• Given exercise: Work out how many lines in the data hold the word "this", and reply with that number only.

[START OF Given data]

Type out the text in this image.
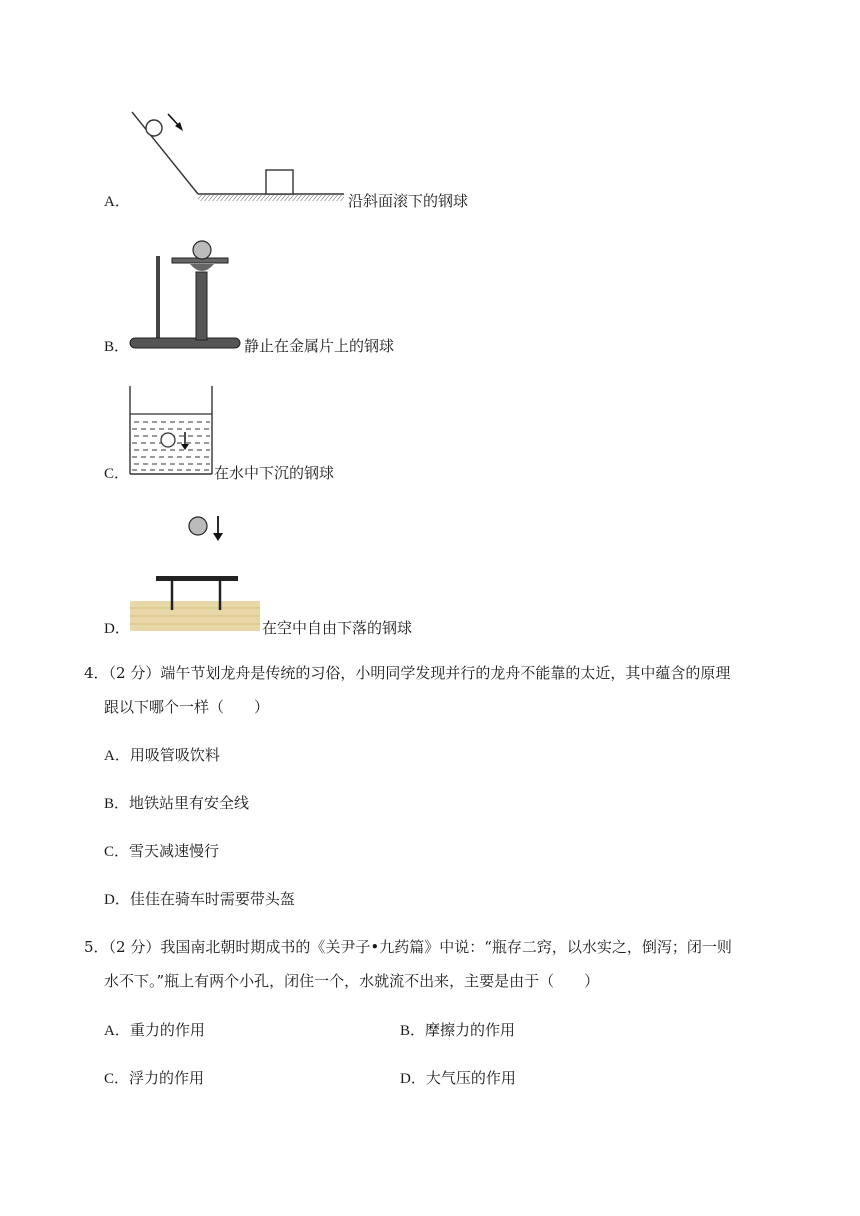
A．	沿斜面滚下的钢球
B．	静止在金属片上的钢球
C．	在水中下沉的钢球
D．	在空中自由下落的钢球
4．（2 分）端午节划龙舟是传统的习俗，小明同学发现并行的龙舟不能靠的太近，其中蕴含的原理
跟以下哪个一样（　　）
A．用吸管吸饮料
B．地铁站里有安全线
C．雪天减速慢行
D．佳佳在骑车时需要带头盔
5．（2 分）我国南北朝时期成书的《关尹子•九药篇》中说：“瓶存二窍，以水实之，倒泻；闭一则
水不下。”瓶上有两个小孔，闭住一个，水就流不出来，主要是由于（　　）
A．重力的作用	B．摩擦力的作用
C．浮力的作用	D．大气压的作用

[END OF Given data]
[START OF Given data]

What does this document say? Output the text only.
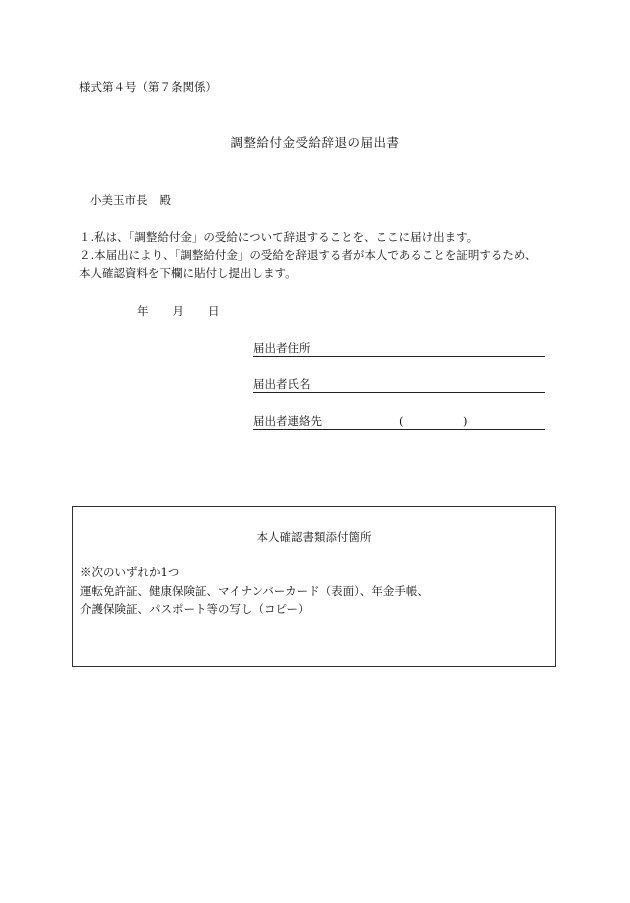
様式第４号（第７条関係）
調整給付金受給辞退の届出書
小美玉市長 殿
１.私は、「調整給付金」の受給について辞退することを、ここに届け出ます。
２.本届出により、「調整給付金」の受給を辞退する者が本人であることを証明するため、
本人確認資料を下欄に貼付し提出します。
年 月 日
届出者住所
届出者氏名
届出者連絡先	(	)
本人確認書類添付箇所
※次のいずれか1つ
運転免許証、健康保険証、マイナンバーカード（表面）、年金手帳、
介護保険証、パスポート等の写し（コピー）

[END OF Given data]

• Correct answer: 2